--- START Data lines ---

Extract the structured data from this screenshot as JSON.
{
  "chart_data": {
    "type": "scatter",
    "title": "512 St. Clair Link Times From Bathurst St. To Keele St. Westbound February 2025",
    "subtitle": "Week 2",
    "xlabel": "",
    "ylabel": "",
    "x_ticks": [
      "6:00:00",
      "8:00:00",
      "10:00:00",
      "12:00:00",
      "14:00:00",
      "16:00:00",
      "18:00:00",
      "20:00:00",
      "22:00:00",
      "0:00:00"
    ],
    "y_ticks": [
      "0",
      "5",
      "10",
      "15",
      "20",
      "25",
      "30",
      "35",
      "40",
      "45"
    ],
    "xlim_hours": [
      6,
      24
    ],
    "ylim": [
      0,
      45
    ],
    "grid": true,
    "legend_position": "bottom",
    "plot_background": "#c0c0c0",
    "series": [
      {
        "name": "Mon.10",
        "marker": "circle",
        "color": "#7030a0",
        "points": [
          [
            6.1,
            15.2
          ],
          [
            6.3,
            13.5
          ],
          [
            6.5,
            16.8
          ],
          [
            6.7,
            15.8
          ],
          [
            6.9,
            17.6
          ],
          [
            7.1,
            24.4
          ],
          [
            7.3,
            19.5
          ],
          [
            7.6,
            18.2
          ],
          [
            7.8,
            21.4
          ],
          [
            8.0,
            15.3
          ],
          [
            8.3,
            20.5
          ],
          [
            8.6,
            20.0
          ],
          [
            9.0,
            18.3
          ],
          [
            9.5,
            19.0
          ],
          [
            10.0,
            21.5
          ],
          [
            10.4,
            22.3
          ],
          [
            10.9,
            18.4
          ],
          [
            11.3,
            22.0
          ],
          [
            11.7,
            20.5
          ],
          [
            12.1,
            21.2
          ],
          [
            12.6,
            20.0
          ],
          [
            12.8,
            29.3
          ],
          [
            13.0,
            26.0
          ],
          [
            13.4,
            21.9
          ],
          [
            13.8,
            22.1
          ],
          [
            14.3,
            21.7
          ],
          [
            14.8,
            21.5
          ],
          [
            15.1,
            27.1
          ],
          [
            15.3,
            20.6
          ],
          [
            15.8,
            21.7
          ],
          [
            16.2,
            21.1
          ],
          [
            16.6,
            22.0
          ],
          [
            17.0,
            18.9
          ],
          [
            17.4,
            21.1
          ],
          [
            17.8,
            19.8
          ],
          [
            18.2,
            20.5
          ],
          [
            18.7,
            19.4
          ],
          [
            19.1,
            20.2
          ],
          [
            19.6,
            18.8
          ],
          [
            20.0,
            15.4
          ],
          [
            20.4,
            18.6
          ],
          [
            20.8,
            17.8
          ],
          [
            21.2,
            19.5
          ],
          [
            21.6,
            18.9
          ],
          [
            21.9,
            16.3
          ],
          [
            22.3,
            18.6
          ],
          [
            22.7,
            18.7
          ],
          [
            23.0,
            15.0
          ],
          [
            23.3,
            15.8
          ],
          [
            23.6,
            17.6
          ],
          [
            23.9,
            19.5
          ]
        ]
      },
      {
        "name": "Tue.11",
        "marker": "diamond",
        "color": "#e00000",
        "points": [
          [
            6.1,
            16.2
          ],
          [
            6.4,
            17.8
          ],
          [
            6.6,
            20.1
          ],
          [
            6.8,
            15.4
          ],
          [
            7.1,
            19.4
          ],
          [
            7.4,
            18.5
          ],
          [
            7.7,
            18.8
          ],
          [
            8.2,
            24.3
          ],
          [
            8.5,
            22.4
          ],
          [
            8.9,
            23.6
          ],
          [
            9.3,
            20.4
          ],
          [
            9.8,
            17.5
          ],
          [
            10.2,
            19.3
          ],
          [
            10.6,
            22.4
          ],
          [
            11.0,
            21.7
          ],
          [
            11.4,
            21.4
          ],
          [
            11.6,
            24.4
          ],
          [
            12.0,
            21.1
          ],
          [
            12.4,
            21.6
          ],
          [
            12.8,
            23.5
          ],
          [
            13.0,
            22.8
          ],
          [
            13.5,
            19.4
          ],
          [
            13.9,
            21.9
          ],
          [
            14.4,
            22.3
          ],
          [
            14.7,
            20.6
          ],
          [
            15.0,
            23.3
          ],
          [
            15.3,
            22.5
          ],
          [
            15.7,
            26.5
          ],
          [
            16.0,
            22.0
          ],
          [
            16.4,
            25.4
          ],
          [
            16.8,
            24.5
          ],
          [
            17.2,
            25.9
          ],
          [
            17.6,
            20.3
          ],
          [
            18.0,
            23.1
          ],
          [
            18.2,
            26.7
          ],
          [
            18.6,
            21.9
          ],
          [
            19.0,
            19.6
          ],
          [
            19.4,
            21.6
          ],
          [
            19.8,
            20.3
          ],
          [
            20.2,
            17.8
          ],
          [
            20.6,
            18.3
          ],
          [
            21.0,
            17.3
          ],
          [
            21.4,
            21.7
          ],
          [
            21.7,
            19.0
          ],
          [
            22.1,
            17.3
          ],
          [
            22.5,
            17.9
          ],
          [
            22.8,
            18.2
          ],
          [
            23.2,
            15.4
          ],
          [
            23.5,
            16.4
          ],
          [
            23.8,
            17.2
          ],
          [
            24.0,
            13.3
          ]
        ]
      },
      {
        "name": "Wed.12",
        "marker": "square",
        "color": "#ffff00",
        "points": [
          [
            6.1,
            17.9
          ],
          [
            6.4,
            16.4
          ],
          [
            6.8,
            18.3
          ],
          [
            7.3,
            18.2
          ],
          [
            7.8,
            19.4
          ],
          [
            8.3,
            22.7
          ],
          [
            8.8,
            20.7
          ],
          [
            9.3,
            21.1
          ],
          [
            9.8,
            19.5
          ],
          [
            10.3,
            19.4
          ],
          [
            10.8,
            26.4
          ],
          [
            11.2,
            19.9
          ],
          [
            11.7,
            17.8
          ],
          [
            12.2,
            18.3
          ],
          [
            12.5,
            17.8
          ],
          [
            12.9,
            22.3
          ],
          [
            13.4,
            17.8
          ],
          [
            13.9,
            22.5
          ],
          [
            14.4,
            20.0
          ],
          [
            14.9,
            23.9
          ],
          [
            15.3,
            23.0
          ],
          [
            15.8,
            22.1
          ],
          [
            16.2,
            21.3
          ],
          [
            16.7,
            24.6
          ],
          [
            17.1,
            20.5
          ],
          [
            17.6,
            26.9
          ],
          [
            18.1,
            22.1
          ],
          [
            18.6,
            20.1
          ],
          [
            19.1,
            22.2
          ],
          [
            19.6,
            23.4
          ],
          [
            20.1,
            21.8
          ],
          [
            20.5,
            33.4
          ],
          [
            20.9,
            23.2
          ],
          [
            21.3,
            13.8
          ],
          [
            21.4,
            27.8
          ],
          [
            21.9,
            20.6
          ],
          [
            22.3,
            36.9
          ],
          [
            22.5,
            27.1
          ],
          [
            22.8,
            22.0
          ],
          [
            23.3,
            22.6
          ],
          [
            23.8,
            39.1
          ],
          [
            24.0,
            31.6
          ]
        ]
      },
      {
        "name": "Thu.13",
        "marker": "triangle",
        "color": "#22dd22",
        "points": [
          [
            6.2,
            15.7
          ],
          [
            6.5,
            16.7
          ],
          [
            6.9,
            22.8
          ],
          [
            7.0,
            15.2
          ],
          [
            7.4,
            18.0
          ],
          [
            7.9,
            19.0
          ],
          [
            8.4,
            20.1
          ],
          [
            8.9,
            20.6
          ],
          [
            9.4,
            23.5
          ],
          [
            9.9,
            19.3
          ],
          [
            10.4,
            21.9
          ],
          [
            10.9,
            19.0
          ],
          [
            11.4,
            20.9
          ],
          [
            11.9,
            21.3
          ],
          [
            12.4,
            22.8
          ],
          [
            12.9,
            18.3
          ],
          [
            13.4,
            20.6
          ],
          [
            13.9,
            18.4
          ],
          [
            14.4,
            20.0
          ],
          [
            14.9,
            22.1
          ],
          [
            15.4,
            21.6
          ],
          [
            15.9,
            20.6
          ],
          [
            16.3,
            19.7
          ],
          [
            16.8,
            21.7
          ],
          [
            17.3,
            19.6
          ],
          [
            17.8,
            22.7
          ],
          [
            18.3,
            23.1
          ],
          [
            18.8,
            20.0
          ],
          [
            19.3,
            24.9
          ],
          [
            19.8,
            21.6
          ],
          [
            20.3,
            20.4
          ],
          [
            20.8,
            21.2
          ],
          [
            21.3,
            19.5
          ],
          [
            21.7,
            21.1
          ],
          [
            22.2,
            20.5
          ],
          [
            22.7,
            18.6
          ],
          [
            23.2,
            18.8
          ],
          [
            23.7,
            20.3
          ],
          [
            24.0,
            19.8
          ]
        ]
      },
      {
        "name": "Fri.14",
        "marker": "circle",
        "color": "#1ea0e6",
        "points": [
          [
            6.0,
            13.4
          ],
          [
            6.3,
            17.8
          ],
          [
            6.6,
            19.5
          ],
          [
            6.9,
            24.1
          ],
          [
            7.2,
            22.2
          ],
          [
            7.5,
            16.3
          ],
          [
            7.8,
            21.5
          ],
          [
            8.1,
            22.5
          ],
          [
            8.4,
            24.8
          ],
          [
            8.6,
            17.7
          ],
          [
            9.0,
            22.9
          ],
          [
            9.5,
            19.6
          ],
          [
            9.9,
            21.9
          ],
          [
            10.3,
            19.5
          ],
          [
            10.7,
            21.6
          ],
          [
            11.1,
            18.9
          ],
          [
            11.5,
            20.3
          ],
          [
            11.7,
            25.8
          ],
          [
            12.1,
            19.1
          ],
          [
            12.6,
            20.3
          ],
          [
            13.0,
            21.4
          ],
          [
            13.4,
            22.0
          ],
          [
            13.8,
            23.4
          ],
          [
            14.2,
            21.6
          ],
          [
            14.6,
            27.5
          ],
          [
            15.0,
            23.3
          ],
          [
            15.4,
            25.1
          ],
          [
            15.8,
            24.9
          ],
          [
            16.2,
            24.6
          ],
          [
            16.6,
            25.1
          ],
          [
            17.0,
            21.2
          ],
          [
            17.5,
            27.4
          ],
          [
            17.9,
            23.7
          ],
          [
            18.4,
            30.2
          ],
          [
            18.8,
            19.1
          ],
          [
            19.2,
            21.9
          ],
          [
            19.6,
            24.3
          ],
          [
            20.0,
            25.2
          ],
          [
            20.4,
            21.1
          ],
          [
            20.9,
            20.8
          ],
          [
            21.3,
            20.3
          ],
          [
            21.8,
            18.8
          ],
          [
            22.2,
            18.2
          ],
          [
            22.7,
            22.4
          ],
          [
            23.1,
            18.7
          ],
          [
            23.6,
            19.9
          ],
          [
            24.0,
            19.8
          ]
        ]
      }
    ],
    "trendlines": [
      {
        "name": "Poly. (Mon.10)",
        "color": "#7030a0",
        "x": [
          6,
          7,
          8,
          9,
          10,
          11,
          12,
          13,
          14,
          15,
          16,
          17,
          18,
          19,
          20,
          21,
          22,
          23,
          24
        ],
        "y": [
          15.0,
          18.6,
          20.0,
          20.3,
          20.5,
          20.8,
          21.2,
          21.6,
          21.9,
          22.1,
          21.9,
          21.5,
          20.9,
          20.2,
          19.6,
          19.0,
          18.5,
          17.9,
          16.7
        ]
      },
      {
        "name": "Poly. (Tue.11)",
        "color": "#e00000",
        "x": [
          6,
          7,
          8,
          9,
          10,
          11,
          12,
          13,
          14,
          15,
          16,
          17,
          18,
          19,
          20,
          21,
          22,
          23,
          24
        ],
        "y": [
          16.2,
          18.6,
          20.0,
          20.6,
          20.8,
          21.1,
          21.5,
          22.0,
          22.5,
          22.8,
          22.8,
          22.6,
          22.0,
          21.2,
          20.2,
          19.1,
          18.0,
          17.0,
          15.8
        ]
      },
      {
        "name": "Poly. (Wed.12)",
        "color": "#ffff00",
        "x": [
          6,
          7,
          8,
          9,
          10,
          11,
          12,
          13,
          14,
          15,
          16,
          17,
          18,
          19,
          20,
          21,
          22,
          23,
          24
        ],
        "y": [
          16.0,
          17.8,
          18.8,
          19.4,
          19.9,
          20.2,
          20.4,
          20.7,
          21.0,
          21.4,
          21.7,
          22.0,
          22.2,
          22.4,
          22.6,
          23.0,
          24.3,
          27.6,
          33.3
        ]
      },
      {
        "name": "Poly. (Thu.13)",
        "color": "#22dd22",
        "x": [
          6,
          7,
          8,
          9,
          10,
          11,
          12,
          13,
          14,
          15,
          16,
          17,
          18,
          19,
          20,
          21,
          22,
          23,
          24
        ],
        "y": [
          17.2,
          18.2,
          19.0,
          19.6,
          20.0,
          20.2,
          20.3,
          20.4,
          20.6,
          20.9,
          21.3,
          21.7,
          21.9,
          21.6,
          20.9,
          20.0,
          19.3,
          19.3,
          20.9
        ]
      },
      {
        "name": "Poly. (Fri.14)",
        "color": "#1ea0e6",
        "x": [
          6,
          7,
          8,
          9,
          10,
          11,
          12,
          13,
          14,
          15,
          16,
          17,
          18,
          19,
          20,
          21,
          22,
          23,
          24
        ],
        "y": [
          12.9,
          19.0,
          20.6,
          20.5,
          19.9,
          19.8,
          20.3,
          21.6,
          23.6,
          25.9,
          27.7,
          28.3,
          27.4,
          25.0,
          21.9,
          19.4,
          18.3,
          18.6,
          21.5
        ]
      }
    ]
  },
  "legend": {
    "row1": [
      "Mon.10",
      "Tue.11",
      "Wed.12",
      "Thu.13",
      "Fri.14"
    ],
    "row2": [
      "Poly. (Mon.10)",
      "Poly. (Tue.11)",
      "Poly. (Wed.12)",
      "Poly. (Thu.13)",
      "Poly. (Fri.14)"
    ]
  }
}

--- END Data lines ---

» Exercise requirements:
Only a number is wanted: how many lines contain "name"?

» Solution:
10